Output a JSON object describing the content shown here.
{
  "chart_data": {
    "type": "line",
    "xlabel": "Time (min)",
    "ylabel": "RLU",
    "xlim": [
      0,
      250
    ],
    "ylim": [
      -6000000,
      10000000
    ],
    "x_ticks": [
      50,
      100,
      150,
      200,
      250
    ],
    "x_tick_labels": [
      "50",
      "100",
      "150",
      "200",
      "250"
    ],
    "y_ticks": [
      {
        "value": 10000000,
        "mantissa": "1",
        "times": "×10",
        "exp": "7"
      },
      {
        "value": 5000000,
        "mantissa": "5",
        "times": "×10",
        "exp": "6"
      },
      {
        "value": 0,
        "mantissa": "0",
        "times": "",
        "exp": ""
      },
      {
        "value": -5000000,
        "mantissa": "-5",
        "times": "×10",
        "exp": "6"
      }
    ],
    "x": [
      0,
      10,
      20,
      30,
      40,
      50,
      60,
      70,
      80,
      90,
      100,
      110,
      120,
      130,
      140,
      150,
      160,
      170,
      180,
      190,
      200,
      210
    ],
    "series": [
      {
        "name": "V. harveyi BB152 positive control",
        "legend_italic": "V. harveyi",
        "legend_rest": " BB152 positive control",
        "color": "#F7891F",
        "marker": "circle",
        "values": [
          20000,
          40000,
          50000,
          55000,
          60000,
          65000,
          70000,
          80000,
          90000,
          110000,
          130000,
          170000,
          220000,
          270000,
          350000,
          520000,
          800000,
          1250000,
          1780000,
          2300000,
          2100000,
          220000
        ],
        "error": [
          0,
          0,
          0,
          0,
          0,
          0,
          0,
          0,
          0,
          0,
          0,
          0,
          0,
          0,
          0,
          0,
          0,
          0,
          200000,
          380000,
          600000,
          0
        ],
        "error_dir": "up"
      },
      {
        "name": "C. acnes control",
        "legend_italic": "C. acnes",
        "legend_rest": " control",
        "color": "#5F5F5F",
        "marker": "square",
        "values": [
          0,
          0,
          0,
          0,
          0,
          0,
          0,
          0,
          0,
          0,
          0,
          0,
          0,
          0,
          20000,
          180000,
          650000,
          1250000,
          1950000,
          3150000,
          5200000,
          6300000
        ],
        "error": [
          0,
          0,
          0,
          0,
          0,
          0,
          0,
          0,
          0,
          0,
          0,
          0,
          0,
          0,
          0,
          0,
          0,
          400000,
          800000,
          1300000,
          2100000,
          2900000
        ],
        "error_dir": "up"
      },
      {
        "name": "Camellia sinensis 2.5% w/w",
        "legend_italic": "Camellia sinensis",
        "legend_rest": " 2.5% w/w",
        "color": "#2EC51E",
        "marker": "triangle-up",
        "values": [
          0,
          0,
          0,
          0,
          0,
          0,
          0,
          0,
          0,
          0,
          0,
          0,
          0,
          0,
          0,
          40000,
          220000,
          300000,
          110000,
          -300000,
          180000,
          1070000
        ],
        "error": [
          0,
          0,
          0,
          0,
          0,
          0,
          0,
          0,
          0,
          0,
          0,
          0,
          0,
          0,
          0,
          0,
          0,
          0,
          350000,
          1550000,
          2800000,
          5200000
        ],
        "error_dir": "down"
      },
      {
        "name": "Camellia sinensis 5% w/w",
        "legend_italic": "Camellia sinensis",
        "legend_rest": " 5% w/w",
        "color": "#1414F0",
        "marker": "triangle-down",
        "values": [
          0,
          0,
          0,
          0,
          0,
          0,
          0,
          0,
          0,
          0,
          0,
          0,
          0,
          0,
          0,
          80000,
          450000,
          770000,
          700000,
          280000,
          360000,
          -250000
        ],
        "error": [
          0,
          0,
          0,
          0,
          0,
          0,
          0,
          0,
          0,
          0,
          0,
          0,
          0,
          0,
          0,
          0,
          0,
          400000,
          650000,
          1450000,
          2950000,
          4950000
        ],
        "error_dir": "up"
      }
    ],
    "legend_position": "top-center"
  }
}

What is needed :: Quote the data above in full, changing nothing.

Answer for the task ::
Output a JSON object describing the content shown here.
{
  "chart_data": {
    "type": "line",
    "xlabel": "Time (min)",
    "ylabel": "RLU",
    "xlim": [
      0,
      250
    ],
    "ylim": [
      -6000000,
      10000000
    ],
    "x_ticks": [
      50,
      100,
      150,
      200,
      250
    ],
    "x_tick_labels": [
      "50",
      "100",
      "150",
      "200",
      "250"
    ],
    "y_ticks": [
      {
        "value": 10000000,
        "mantissa": "1",
        "times": "×10",
        "exp": "7"
      },
      {
        "value": 5000000,
        "mantissa": "5",
        "times": "×10",
        "exp": "6"
      },
      {
        "value": 0,
        "mantissa": "0",
        "times": "",
        "exp": ""
      },
      {
        "value": -5000000,
        "mantissa": "-5",
        "times": "×10",
        "exp": "6"
      }
    ],
    "x": [
      0,
      10,
      20,
      30,
      40,
      50,
      60,
      70,
      80,
      90,
      100,
      110,
      120,
      130,
      140,
      150,
      160,
      170,
      180,
      190,
      200,
      210
    ],
    "series": [
      {
        "name": "V. harveyi BB152 positive control",
        "legend_italic": "V. harveyi",
        "legend_rest": " BB152 positive control",
        "color": "#F7891F",
        "marker": "circle",
        "values": [
          20000,
          40000,
          50000,
          55000,
          60000,
          65000,
          70000,
          80000,
          90000,
          110000,
          130000,
          170000,
          220000,
          270000,
          350000,
          520000,
          800000,
          1250000,
          1780000,
          2300000,
          2100000,
          220000
        ],
        "error": [
          0,
          0,
          0,
          0,
          0,
          0,
          0,
          0,
          0,
          0,
          0,
          0,
          0,
          0,
          0,
          0,
          0,
          0,
          200000,
          380000,
          600000,
          0
        ],
        "error_dir": "up"
      },
      {
        "name": "C. acnes control",
        "legend_italic": "C. acnes",
        "legend_rest": " control",
        "color": "#5F5F5F",
        "marker": "square",
        "values": [
          0,
          0,
          0,
          0,
          0,
          0,
          0,
          0,
          0,
          0,
          0,
          0,
          0,
          0,
          20000,
          180000,
          650000,
          1250000,
          1950000,
          3150000,
          5200000,
          6300000
        ],
        "error": [
          0,
          0,
          0,
          0,
          0,
          0,
          0,
          0,
          0,
          0,
          0,
          0,
          0,
          0,
          0,
          0,
          0,
          400000,
          800000,
          1300000,
          2100000,
          2900000
        ],
        "error_dir": "up"
      },
      {
        "name": "Camellia sinensis 2.5% w/w",
        "legend_italic": "Camellia sinensis",
        "legend_rest": " 2.5% w/w",
        "color": "#2EC51E",
        "marker": "triangle-up",
        "values": [
          0,
          0,
          0,
          0,
          0,
          0,
          0,
          0,
          0,
          0,
          0,
          0,
          0,
          0,
          0,
          40000,
          220000,
          300000,
          110000,
          -300000,
          180000,
          1070000
        ],
        "error": [
          0,
          0,
          0,
          0,
          0,
          0,
          0,
          0,
          0,
          0,
          0,
          0,
          0,
          0,
          0,
          0,
          0,
          0,
          350000,
          1550000,
          2800000,
          5200000
        ],
        "error_dir": "down"
      },
      {
        "name": "Camellia sinensis 5% w/w",
        "legend_italic": "Camellia sinensis",
        "legend_rest": " 5% w/w",
        "color": "#1414F0",
        "marker": "triangle-down",
        "values": [
          0,
          0,
          0,
          0,
          0,
          0,
          0,
          0,
          0,
          0,
          0,
          0,
          0,
          0,
          0,
          80000,
          450000,
          770000,
          700000,
          280000,
          360000,
          -250000
        ],
        "error": [
          0,
          0,
          0,
          0,
          0,
          0,
          0,
          0,
          0,
          0,
          0,
          0,
          0,
          0,
          0,
          0,
          0,
          400000,
          650000,
          1450000,
          2950000,
          4950000
        ],
        "error_dir": "up"
      }
    ],
    "legend_position": "top-center"
  }
}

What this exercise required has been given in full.